Required work:
Pick out each line in these entries that contains the string "Show".

Dataset:
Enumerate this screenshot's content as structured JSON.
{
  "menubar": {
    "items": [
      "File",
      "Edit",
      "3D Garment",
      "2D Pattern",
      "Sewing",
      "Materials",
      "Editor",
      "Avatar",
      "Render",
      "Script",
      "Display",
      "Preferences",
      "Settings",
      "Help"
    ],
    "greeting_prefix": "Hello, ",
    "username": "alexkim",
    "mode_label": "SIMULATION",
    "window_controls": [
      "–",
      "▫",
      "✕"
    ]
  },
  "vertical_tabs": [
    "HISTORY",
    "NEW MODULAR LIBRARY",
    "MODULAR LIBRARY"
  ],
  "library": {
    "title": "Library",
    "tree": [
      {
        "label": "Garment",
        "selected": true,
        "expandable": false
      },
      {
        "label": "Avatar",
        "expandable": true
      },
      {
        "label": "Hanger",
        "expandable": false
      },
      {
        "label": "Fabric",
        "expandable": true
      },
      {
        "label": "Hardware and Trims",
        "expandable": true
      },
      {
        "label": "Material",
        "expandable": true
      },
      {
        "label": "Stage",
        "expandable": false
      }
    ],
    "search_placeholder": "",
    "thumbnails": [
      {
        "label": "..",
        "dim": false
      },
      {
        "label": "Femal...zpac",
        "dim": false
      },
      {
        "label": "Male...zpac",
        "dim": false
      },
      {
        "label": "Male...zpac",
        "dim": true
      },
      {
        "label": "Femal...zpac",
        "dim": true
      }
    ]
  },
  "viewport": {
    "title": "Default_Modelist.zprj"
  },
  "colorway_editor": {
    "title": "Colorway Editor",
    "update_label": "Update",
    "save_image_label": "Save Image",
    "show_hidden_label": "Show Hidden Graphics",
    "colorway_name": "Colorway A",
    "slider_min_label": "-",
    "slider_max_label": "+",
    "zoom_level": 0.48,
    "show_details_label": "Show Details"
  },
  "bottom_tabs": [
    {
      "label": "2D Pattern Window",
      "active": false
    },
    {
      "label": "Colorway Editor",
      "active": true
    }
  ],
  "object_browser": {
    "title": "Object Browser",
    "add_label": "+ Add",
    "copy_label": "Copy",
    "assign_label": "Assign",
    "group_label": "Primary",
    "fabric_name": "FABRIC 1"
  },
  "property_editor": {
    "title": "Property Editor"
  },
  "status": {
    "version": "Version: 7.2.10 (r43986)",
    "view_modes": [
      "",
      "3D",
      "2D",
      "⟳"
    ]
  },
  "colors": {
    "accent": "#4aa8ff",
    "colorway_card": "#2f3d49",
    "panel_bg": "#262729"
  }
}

Task solution:
    "show_hidden_label": "Show Hidden Graphics",
    "show_details_label": "Show Details"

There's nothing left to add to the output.